__Task to complete__: The records below need retyping in full; give them again exactly.

::::

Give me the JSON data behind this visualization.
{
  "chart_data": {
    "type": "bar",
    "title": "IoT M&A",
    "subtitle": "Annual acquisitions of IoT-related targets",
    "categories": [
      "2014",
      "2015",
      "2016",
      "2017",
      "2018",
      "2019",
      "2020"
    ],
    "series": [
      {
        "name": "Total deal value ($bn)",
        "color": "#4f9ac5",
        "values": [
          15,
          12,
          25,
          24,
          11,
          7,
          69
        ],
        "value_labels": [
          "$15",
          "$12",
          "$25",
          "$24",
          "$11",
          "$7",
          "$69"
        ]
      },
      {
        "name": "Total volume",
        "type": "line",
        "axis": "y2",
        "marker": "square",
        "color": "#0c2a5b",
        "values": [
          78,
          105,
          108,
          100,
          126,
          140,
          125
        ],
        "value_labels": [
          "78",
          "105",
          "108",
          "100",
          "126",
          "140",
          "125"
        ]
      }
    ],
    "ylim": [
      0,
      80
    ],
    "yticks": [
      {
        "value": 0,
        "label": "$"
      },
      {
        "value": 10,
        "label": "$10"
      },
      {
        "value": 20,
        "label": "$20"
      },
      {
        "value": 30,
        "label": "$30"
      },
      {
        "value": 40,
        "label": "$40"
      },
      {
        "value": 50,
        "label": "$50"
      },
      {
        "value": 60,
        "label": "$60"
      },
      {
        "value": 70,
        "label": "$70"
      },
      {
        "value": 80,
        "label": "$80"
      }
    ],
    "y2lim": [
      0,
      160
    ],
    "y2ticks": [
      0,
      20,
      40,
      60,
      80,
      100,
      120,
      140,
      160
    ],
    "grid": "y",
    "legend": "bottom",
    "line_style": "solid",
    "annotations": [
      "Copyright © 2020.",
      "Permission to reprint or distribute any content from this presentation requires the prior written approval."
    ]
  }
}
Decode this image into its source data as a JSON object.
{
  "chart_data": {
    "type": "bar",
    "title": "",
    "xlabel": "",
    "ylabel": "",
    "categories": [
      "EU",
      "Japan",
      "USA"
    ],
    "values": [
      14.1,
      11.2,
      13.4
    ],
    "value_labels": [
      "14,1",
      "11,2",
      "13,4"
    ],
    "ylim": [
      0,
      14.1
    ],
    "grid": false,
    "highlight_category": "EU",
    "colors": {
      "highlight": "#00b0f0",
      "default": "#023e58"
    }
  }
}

::::

__Expected output__:
Give me the JSON data behind this visualization.
{
  "chart_data": {
    "type": "bar",
    "title": "IoT M&A",
    "subtitle": "Annual acquisitions of IoT-related targets",
    "categories": [
      "2014",
      "2015",
      "2016",
      "2017",
      "2018",
      "2019",
      "2020"
    ],
    "series": [
      {
        "name": "Total deal value ($bn)",
        "color": "#4f9ac5",
        "values": [
          15,
          12,
          25,
          24,
          11,
          7,
          69
        ],
        "value_labels": [
          "$15",
          "$12",
          "$25",
          "$24",
          "$11",
          "$7",
          "$69"
        ]
      },
      {
        "name": "Total volume",
        "type": "line",
        "axis": "y2",
        "marker": "square",
        "color": "#0c2a5b",
        "values": [
          78,
          105,
          108,
          100,
          126,
          140,
          125
        ],
        "value_labels": [
          "78",
          "105",
          "108",
          "100",
          "126",
          "140",
          "125"
        ]
      }
    ],
    "ylim": [
      0,
      80
    ],
    "yticks": [
      {
        "value": 0,
        "label": "$"
      },
      {
        "value": 10,
        "label": "$10"
      },
      {
        "value": 20,
        "label": "$20"
      },
      {
        "value": 30,
        "label": "$30"
      },
      {
        "value": 40,
        "label": "$40"
      },
      {
        "value": 50,
        "label": "$50"
      },
      {
        "value": 60,
        "label": "$60"
      },
      {
        "value": 70,
        "label": "$70"
      },
      {
        "value": 80,
        "label": "$80"
      }
    ],
    "y2lim": [
      0,
      160
    ],
    "y2ticks": [
      0,
      20,
      40,
      60,
      80,
      100,
      120,
      140,
      160
    ],
    "grid": "y",
    "legend": "bottom",
    "line_style": "solid",
    "annotations": [
      "Copyright © 2020.",
      "Permission to reprint or distribute any content from this presentation requires the prior written approval."
    ]
  }
}
Decode this image into its source data as a JSON object.
{
  "chart_data": {
    "type": "bar",
    "title": "",
    "xlabel": "",
    "ylabel": "",
    "categories": [
      "EU",
      "Japan",
      "USA"
    ],
    "values": [
      14.1,
      11.2,
      13.4
    ],
    "value_labels": [
      "14,1",
      "11,2",
      "13,4"
    ],
    "ylim": [
      0,
      14.1
    ],
    "grid": false,
    "highlight_category": "EU",
    "colors": {
      "highlight": "#00b0f0",
      "default": "#023e58"
    }
  }
}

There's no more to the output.